### Text

The region offers plenty of opportunities, but (re)insurers need to do their research to ensure they acquire the keys to success
As the world’s fifth-largest economy, just behind Germany, the Middle East region remains an interesting prospect for the (re)insurance industry. In 2017, positive steps were taken in the region to turn challenges into opportunities, and the intention is to continue this trend into the coming year.
When it comes to the appeal of the Middle East, the numbers speak for themselves. According to the MENA Insurance Pulse 2017, the 14 countries that make up MENA – Algeria, Bahrain, Egypt, Iran, Jordan, Kuwait, Lebanon, Morocco, Oman, Qatar, Saudi Arabia, Tunisia, Turkey and the United Arab Emirates – had a total population of 396 million as of 2015, and generated an estimated combined GDP of US$3.2 trillion.
With an inflation-adjusted growth rate of 3.6% a year between 2010 and 2015, the region’s economies (excluding Turkey) grew at a slightly slower pace than the global economy (3.8%).

### Supplied material
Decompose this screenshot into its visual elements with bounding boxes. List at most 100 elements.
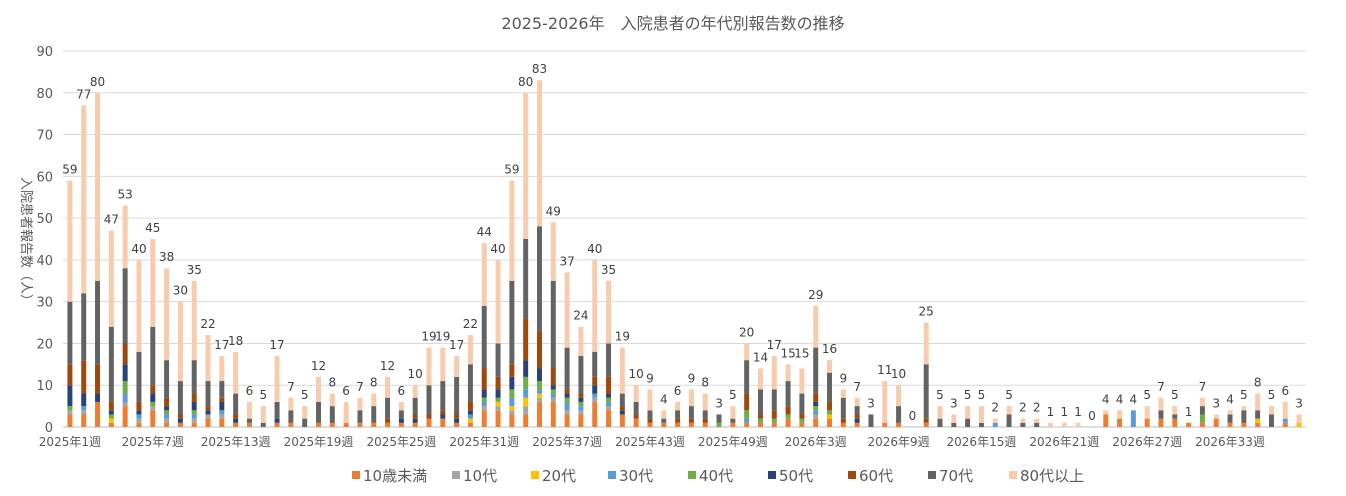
bar-segment <box>509 397 515 407</box>
bar-segment <box>177 301 183 382</box>
bar-segment <box>122 205 128 269</box>
bar-segment <box>1241 410 1247 423</box>
bar-segment <box>606 393 612 398</box>
bar-segment <box>191 410 197 415</box>
bar-segment <box>81 406 87 411</box>
bar-segment <box>288 397 294 411</box>
bar-segment <box>965 406 971 419</box>
total-label: 17 <box>269 338 284 352</box>
bar-segment <box>923 322 929 365</box>
bar-segment <box>191 280 197 361</box>
bar-segment <box>1227 414 1233 423</box>
bar-segment <box>882 381 888 423</box>
total-label: 3 <box>1295 396 1303 410</box>
bar-segment <box>813 414 819 419</box>
bar-segment <box>495 343 501 377</box>
bar-segment <box>164 422 170 427</box>
bar-segment <box>882 422 888 427</box>
bar-segment <box>509 410 515 415</box>
bar-segment <box>951 414 957 423</box>
bar-segment <box>1172 418 1178 427</box>
total-label: 4 <box>1116 392 1124 406</box>
bar-segment <box>1075 422 1081 427</box>
bar-segment <box>978 422 984 427</box>
bar-segment <box>371 393 377 407</box>
bar-segment <box>744 410 750 419</box>
legend-label: 10歳未満 <box>363 467 427 485</box>
y-tick-label: 40 <box>36 254 53 269</box>
bar-segment <box>67 410 73 415</box>
bar-segment <box>771 418 777 423</box>
total-label: 5 <box>964 388 972 402</box>
bar-segment <box>813 305 819 348</box>
bar-segment <box>481 397 487 402</box>
bar-segment <box>122 401 128 407</box>
legend-item: 80代以上 <box>1009 467 1084 485</box>
bar-segment <box>150 393 156 402</box>
bar-segment <box>495 410 501 427</box>
bar-segment <box>1144 418 1150 427</box>
total-label: 5 <box>1143 388 1151 402</box>
bar-segment <box>592 376 598 386</box>
bar-segment <box>260 406 266 423</box>
total-label: 59 <box>62 163 77 177</box>
bar-segment <box>343 422 349 427</box>
bar-segment <box>509 414 515 427</box>
bar-segment <box>440 418 446 427</box>
bar-segment <box>1117 418 1123 427</box>
bar-segment <box>523 360 529 377</box>
legend-item: 50代 <box>768 467 813 485</box>
total-label: 6 <box>398 384 406 398</box>
total-label: 7 <box>287 380 295 394</box>
bars <box>67 80 1302 427</box>
bar-segment <box>799 414 805 419</box>
bar-segment <box>730 418 736 423</box>
bar-segment <box>1199 397 1205 407</box>
x-tick-label: 2025年37週 <box>532 435 602 449</box>
bar-segment <box>564 393 570 398</box>
bar-segment <box>978 406 984 423</box>
bar-segment <box>481 243 487 306</box>
y-tick-label: 20 <box>36 337 53 352</box>
bar-segment <box>205 406 211 411</box>
bar-segment <box>426 414 432 419</box>
bar-segment <box>606 406 612 411</box>
bar-segment <box>150 410 156 427</box>
total-label: 0 <box>909 409 917 423</box>
total-label: 1 <box>1185 405 1193 419</box>
bar-segment <box>813 418 819 427</box>
bar-segment <box>951 422 957 427</box>
bar-segment <box>108 422 114 427</box>
total-label: 37 <box>559 254 574 268</box>
x-tick-label: 2025年43週 <box>615 435 685 449</box>
bar-segment <box>108 410 114 415</box>
bar-segment <box>1227 422 1233 427</box>
bar-segment <box>744 360 750 394</box>
total-label: 30 <box>173 284 188 298</box>
bar-segment <box>827 410 833 415</box>
bar-segment <box>136 414 142 419</box>
bar-segment <box>896 422 902 427</box>
total-label: 4 <box>660 392 668 406</box>
total-label: 0 <box>1088 409 1096 423</box>
total-label: 4 <box>1102 392 1110 406</box>
bar-segment <box>937 406 943 419</box>
total-label: 1 <box>1047 405 1055 419</box>
bar-segment <box>495 406 501 411</box>
bar-segment <box>426 418 432 427</box>
total-label: 14 <box>753 351 768 365</box>
total-label: 38 <box>159 250 174 264</box>
bar-segment <box>827 418 833 427</box>
bar-segment <box>95 92 101 281</box>
total-label: 8 <box>370 376 378 390</box>
bar-segment <box>108 418 114 423</box>
bar-segment <box>661 422 667 427</box>
bar-segment <box>536 330 542 369</box>
bar-segment <box>550 389 556 394</box>
x-tick-label: 2026年33週 <box>1195 435 1265 449</box>
bar-segment <box>578 355 584 394</box>
bar-segment <box>757 389 763 415</box>
bar-segment <box>1268 414 1274 427</box>
bar-segment <box>454 418 460 423</box>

### Directives
a) Format the entries from the line containing "bar-segment <box>509 397 515 407</box>" to the line containing "bar-segment <box>191 410 197 415</box>" as a numbered list, omitting any blank lines.
b) Resume the text on the Middle East (re)insurance market where it stops.

### Exercise responses
a)
1. bar-segment <box>509 397 515 407</box>
2. bar-segment <box>177 301 183 382</box>
3. bar-segment <box>122 205 128 269</box>
4. bar-segment <box>1241 410 1247 423</box>
5. bar-segment <box>606 393 612 398</box>
6. bar-segment <box>191 410 197 415</box>

b)
The MENA Pulse, which polls key executives across 40 regional and international (re)insurance companies, intermediaries and trade associations, highlighted that 76% of executives expected regional premiums to outgrow GDP over the next 12 months. This would improve the premium-to- GDP ratio.
Remaining challenges
Even with this optimism, it’s hard to ignore the challenges the region has faced over the past few years due to falling oil prices, given its reliance on the hydrocarbon industry – a challenge that was tackled head-on with fiscal tightenening. Despite an uptick in oil prices, the region is likely to continue on its current fiscal path. According to the International Monetary Fund (IMF), countries in MENA are likely to continue fiscal tightening as a response to lower oil revenues – despite a moderate recovery of oil prices in 2017.
The MENA Pulse supports this forecast, saying: “Even though the executives anticipate further economic headwinds and fiscal tightening, price adequacy in commercial lines – especially in property business – has improved too, mainly in response to more frequent fire losses.”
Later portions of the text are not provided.